▶ [Your task]
Which lines include the word "fully"? Copy each of them.

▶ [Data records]
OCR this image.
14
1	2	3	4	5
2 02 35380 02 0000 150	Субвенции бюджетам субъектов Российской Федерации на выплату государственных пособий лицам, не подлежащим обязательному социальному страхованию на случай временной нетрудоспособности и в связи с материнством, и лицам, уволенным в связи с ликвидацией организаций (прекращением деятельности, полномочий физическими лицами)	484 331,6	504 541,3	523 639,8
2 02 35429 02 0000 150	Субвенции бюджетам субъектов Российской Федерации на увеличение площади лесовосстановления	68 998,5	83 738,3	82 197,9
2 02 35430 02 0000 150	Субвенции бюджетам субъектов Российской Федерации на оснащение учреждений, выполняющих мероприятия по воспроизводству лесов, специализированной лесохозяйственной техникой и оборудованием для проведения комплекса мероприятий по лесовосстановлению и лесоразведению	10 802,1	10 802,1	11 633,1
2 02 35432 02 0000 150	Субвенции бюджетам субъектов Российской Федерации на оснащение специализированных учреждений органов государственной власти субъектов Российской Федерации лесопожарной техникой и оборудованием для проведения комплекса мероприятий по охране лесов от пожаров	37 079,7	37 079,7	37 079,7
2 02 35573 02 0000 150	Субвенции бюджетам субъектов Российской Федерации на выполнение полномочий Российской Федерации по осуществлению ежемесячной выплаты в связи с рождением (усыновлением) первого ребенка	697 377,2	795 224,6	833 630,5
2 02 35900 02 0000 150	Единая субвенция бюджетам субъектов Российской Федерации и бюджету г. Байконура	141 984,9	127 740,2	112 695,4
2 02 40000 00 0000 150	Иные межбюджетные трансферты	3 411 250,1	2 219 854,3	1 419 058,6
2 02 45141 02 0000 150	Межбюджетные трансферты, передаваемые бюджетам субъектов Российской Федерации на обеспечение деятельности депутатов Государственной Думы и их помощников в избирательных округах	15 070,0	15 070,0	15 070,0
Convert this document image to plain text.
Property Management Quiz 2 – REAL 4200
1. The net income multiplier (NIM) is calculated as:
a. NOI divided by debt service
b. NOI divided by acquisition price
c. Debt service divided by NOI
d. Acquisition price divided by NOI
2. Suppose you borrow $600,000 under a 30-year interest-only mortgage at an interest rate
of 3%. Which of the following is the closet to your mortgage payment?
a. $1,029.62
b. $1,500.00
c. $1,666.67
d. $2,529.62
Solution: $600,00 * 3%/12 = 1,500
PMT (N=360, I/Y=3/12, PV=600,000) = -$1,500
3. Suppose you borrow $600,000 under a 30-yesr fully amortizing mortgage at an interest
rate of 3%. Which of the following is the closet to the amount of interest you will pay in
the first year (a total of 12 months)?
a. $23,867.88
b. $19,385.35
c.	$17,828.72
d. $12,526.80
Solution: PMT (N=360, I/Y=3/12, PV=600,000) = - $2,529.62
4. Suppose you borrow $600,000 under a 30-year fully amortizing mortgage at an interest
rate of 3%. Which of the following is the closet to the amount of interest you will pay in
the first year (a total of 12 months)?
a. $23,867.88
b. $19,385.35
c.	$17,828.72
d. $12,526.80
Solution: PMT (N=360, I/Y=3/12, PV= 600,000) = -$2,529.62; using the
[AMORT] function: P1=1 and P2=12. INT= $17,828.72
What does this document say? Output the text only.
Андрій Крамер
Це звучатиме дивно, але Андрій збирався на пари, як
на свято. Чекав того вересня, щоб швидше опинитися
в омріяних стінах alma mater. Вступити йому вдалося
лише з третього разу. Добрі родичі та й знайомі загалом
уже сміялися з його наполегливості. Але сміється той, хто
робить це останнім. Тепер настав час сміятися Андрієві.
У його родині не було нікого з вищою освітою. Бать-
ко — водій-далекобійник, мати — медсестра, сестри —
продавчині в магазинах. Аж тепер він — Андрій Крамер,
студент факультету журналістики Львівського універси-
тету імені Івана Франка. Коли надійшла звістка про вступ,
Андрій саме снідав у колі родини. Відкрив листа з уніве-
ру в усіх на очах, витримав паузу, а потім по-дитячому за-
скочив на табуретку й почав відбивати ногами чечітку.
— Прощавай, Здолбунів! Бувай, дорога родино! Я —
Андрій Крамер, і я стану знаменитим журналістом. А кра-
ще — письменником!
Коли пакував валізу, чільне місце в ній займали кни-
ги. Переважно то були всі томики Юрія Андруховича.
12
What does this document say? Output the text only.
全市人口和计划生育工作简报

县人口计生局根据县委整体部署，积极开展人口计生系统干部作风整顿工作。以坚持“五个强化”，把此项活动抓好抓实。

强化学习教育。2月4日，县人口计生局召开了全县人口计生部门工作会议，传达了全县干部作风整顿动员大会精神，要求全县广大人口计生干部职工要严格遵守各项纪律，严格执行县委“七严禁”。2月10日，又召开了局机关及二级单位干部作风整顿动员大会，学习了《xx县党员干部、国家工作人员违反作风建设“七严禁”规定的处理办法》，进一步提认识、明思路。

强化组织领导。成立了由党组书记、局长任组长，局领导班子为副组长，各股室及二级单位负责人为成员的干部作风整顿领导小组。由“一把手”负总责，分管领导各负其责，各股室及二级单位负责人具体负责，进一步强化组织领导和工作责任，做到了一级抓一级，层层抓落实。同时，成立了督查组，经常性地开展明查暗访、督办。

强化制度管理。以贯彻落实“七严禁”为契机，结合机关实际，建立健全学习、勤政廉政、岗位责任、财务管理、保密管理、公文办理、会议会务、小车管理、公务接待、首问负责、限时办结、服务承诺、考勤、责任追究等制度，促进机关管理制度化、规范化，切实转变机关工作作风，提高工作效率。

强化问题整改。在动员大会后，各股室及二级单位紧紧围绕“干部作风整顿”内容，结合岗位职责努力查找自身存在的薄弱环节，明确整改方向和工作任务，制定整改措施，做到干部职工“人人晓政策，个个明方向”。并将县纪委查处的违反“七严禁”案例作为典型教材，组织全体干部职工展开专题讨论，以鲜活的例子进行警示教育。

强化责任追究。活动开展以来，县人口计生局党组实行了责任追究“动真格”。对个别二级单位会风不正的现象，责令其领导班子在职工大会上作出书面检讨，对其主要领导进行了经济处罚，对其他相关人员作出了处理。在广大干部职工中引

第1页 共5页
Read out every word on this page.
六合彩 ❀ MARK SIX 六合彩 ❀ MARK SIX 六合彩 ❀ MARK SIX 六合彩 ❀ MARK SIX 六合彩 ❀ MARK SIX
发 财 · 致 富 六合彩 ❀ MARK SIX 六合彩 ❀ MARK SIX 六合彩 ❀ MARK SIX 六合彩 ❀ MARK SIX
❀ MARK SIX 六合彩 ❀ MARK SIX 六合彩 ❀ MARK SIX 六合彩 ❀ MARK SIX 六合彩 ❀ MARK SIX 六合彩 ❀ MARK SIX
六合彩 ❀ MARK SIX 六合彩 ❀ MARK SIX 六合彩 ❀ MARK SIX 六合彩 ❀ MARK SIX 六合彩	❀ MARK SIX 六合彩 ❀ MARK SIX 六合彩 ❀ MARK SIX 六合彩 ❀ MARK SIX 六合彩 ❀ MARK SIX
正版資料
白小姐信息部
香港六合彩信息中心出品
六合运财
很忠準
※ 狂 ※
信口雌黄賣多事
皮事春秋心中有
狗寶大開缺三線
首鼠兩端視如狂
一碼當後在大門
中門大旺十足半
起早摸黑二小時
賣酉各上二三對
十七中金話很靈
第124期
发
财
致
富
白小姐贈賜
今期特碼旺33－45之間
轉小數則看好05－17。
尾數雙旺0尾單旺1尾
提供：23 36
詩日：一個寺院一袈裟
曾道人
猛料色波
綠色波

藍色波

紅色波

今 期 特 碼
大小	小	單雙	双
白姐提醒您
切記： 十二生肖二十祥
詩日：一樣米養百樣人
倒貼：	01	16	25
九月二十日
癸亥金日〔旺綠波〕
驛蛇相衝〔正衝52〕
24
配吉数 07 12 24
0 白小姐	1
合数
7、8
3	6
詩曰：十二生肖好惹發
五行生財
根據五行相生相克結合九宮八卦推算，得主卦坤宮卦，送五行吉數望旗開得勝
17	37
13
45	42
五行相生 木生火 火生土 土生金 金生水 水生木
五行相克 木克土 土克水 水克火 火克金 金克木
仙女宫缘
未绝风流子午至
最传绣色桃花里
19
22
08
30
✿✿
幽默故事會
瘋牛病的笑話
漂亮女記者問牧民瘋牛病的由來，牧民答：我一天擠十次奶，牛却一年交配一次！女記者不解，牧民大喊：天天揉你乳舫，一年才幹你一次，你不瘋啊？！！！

▶ [Task response]
3. Suppose you borrow $600,000 under a 30-yesr fully amortizing mortgage at an interest
4. Suppose you borrow $600,000 under a 30-year fully amortizing mortgage at an interest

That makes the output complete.